OBJECTIVE » Lift out each line of the data that holds "Contrail".

Records from a collection of figures:
● ● ● ● ● ● ●

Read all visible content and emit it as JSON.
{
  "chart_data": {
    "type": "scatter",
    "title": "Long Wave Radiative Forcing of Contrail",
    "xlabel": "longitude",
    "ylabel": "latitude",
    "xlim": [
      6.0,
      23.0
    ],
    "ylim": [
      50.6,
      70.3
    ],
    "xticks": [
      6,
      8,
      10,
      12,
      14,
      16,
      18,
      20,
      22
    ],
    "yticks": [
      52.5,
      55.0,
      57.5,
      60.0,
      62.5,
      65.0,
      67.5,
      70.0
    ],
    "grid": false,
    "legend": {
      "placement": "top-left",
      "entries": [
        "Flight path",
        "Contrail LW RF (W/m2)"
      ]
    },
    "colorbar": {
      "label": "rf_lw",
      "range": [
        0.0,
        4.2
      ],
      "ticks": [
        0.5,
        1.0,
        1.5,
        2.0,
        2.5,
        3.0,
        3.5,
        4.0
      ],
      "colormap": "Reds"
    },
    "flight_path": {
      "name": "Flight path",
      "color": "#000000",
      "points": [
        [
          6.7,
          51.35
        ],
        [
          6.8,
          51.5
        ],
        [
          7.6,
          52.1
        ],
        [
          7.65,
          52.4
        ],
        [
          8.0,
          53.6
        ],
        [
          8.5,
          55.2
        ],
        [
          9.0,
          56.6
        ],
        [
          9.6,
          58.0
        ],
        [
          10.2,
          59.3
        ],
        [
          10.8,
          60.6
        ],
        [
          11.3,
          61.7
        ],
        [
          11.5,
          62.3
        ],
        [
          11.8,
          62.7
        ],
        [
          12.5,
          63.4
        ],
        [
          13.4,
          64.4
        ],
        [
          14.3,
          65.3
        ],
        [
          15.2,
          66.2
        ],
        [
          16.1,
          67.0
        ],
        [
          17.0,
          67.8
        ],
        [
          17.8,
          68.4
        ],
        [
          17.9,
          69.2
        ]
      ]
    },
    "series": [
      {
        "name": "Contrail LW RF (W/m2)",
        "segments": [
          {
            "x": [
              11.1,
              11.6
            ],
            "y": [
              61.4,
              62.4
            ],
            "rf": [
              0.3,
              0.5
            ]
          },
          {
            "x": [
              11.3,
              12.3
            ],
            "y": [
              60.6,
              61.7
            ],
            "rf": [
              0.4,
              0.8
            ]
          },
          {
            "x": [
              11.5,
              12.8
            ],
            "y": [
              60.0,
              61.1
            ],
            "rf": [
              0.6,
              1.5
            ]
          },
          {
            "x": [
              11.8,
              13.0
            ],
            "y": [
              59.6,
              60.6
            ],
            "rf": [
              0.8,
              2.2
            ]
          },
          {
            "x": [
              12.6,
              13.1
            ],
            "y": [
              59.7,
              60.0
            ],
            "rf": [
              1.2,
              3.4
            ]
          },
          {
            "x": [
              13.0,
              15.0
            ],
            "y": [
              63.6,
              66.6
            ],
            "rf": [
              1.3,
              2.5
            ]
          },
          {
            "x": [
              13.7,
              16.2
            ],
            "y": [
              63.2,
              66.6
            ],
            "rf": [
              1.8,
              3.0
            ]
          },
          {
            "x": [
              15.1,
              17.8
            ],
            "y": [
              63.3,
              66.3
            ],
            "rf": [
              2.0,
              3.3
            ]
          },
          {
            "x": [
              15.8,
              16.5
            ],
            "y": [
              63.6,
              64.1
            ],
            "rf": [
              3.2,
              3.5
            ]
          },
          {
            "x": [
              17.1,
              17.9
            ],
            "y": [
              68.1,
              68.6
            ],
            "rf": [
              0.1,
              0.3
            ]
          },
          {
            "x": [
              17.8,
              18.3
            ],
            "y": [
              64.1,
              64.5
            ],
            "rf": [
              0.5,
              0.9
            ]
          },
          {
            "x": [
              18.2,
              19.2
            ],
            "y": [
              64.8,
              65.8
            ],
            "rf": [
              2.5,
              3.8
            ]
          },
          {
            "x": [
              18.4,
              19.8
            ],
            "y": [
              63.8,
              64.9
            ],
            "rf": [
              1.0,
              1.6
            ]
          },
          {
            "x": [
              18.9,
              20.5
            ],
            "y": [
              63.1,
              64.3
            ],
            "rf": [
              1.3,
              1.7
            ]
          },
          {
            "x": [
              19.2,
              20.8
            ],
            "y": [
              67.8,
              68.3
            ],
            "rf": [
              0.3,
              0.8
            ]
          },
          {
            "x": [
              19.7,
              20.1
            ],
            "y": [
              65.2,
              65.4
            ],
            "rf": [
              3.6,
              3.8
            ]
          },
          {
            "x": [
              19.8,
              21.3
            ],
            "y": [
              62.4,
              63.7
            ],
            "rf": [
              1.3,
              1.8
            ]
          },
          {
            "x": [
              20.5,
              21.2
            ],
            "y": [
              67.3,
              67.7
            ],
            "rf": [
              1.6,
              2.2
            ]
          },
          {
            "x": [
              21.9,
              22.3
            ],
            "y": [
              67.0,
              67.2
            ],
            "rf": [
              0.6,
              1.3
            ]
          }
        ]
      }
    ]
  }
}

● ● ● ● ● ● ●

RESPONSE TO THIS EXERCISE »
    "title": "Long Wave Radiative Forcing of Contrail",
        "Contrail LW RF (W/m2)"
        "name": "Contrail LW RF (W/m2)",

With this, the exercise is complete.